Tareas por hacer:
1: Según el texto sobre la democracia norteamericana, ¿con qué porcentaje le ganó Joe Biden a Trump en Maine?
2: Sigue escribiendo el texto sobre la democracia norteamericana justo después de su última oración.

La democracia norteamericana: ¿es o no es?
Trino Márquez
Apenas tres lustros después del derrumbe del Muro de Berlín,
el colapso de la Unión Soviética y el final de la Guerra Fría, cuando parecía
que el planeta que se enrumbaba hacia la mundialización de la democracia
liberal como forma de gobierno, comenzaron a aparecer en distintos países autócratas
que manifestaban un desprecio olímpico por los valores liberales: respeto a la
independencia de los poderes públicos, manipulación de los organismos electorales,
uso del voto popular para eternizarse en el poder y acoso a los medios de
comunicación independientes, entre muchas otras expresiones de odio al orden
democrático.
Ese fenómeno,
que comienza a cobrar fuerza a mediados de la primera década del siglo XXI, adquiere
velocidad de crucero durante los últimos diez años, período en el cual se
consolidan o surgen fenómenos como Putin, Xi Jing-pin, Erdogan, Duda, Duterte, Bolsonaro,
Ortega y Maduro, para solo citar algunos de los autócratas más conocidos.
Estados Unidos, la nación con la democracia más poderosa del mundo, parecía estar
a salvo de la onda autoritaria. La elección en 2008 de Barack Obama para la
presidencia de la República fue un signo alentador. Por primera vez en la
historia un negro se instalaría en la Casa Blanca, algo insólito de imaginarse
hace apenas cincuenta años, cuando el Black Power y los Black Panters acudían a
la violencia terrorista para denunciar la discriminación contra la gente de
color.
Esa línea ascendente comenzó a
detenerse y, luego, a quebrarse en enero de 2017 cuando Donald Trump asumió la
presidencia. La división entre blancos y negros reapareció con furia. Trump
dejó de ser el Presidente de todos los ciudadanos para convertirse en el
representante de los blancos anglosajones, ultranacionalistas y supremacistas.
Dejó de ser el símbolo de una nación cosmopolita e incluyente, para ir
derivando en el líder de un sector arrogante, fanático y muy agresivo. Se
distanció del centro.
Las elecciones del 3 de noviembre le
dieron la victoria a Joe Biden, sin embargo, Trump canta fraude sin ningún tipo
de pruebas que respalden esa denuncia, que ha puesto a crujir todo el andamiaje
institucional en el que se funda el Estado federal norteamericano. El sistema
electoral de esa nación es un complejo mecano diseñado hace más de dos siglos por
los padres fundadores, con la finalidad de garantizar la representación
política equitativa en el Poder central de los estados que decidieron
confederarse, con el fin de protegerse mutuamente y potenciar sus capacidades
productivas.
El examen de los resultados en
algunos estados muestra la amplitud con la que los norteamericanos asumen el
acto de votar. En el pequeño estado de Maine, Joe Biden le ganó a Trump con
53.5%. El Partido Demócrata obtuvo los dos candidatos a la Cámara de
Representantes. Pero, el Partido Republicano se quedó con el senador del
estado, cargo esencial. En Pennsylvania, Biden ganó, pero de los 17 diputados del
estado, el PR se quedó con nueve, la mayoría. En Wisconsin, también ganó Biden,
sin embargo, el PR se lleva cinco de los ocho diputados, representantes. En el
Senado, el PR tendrá al menos cincuenta miembros. Si el PR llega a ganar en Georgia,
obtendrá la mayoría en esa cámara.

Datos proporcionados:

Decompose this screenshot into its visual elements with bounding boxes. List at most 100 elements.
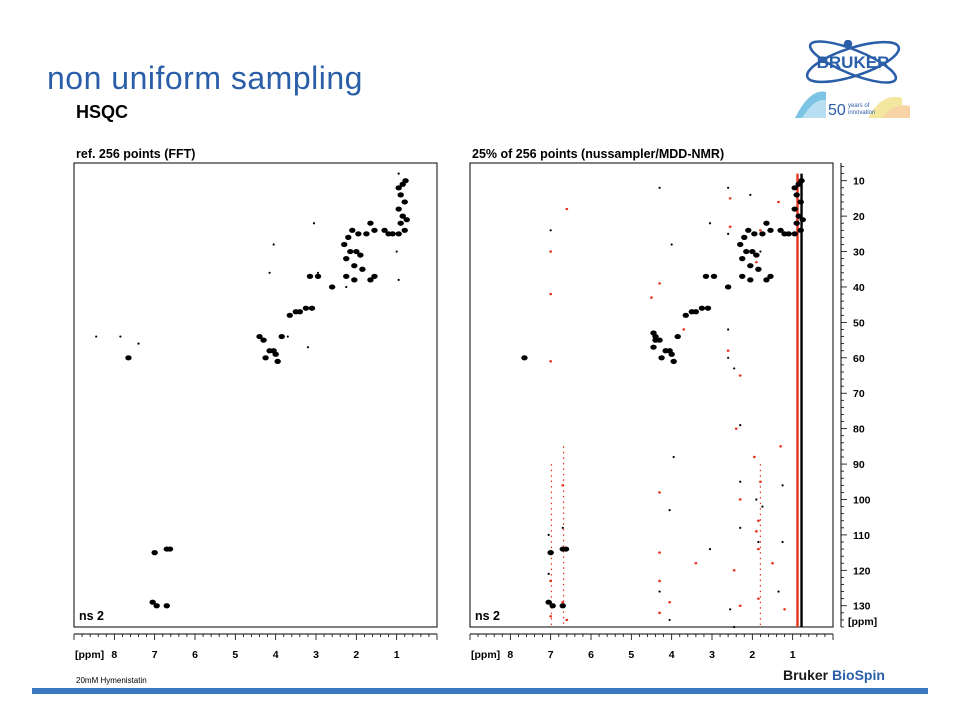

Resultados del ejercicio:
1: Con el 53.5%.

2:
De esta pequeña, pero representativa
muestra, derivo dos conclusiones: los ciudadanos votaron contra Trump, quien
perdió por casi cinco millones de votos ante Biden; y, al mismo tiempo, sufragaron
por el Partido Republicano, que podría volver a ser mayoría en el Senado y,
además, aumentó su presencia en la Cámara de Representantes. La otra conclusión
es que el fraude solo existe en la cabeza de ese narciso que no quiere admitir
la derrota que el pueblo estadounidense le propinó. Su arrogancia está poniendo
en un serio peligro a la sociedad norteamericana.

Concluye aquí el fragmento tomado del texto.